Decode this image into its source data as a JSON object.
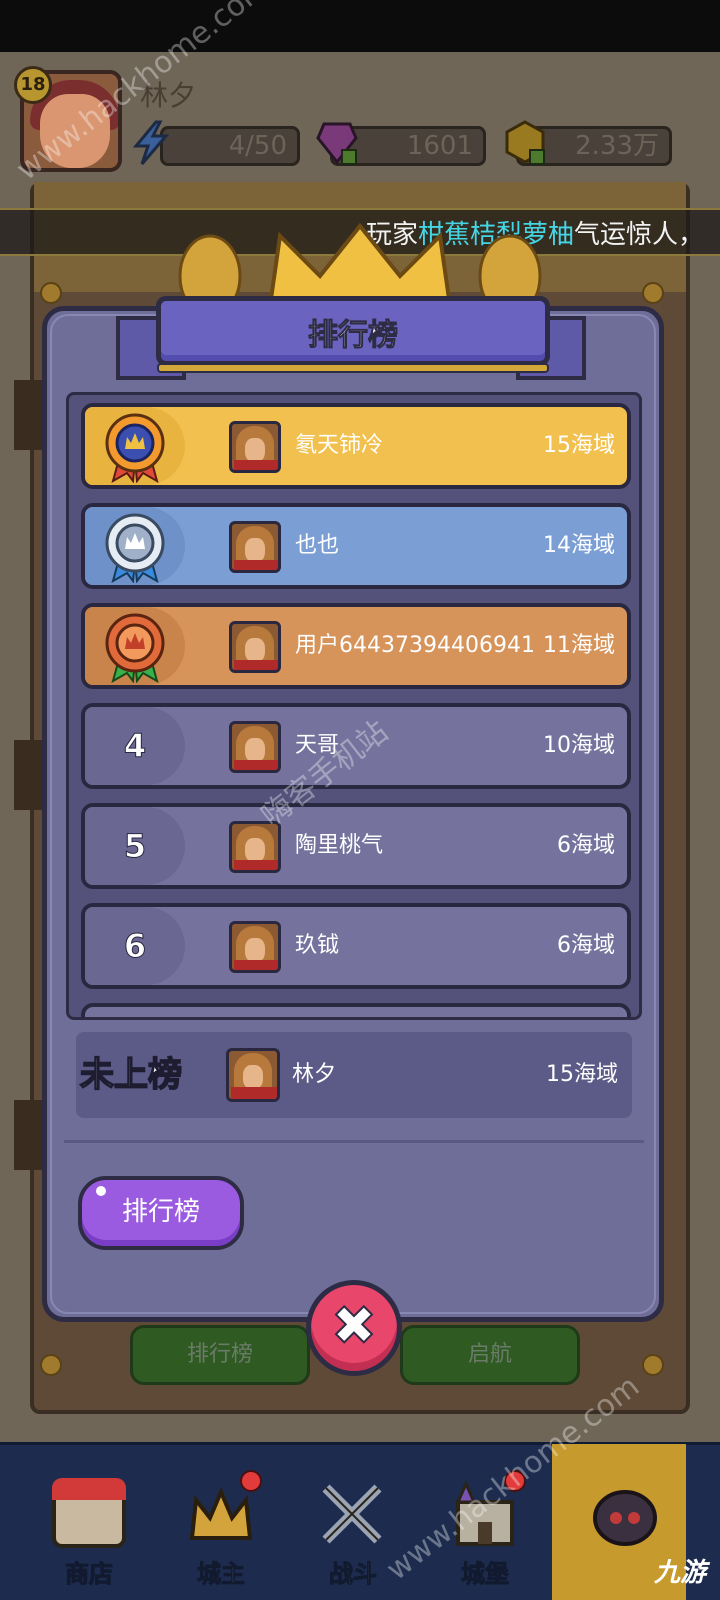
{
  "hud": {
    "level": "18",
    "player_name": "林夕",
    "energy": "4/50",
    "gems": "1601",
    "coins": "2.33万"
  },
  "marquee": {
    "prefix": "玩家",
    "highlight": "柑蕉桔梨萝柚",
    "suffix": "气运惊人，"
  },
  "background": {
    "button_left": "排行榜",
    "button_right": "启航"
  },
  "dialog": {
    "title": "排行榜",
    "rows": [
      {
        "rank": "1",
        "name": "氡天铈冷",
        "score": "15海域",
        "tier": "gold"
      },
      {
        "rank": "2",
        "name": "也也",
        "score": "14海域",
        "tier": "silver"
      },
      {
        "rank": "3",
        "name": "用户64437394406941",
        "score": "11海域",
        "tier": "bronze"
      },
      {
        "rank": "4",
        "name": "天哥",
        "score": "10海域",
        "tier": "plain"
      },
      {
        "rank": "5",
        "name": "陶里桃气",
        "score": "6海域",
        "tier": "plain"
      },
      {
        "rank": "6",
        "name": "玖钺",
        "score": "6海域",
        "tier": "plain"
      }
    ],
    "my_entry": {
      "rank_text": "未上榜",
      "name": "林夕",
      "score": "15海域"
    },
    "leaderboard_button": "排行榜",
    "close_icon": "close-x-icon"
  },
  "bottom_nav": {
    "items": [
      {
        "label": "商店",
        "icon": "shop-icon"
      },
      {
        "label": "城主",
        "icon": "crown-icon"
      },
      {
        "label": "战斗",
        "icon": "swords-icon"
      },
      {
        "label": "城堡",
        "icon": "castle-icon"
      }
    ]
  },
  "watermarks": {
    "top": "www.hackhome.com",
    "middle": "嗨客手机站",
    "bottom": "www.hackhome.com",
    "corner": "九游"
  },
  "colors": {
    "gold_row": "#f1c04e",
    "silver_row": "#7b9fd4",
    "bronze_row": "#d6935a",
    "dialog_bg": "#6f6e99",
    "title_banner": "#6a64c0",
    "purple_button": "#9b5be0",
    "close_button": "#e8466a",
    "marquee_highlight": "#45d6e6"
  }
}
* * * * * * *
**What you should do**
From the data, list each line in which the string "icon" appears.

**Output below**
    "close_icon": "close-x-icon"
        "icon": "shop-icon"
        "icon": "crown-icon"
        "icon": "swords-icon"
        "icon": "castle-icon"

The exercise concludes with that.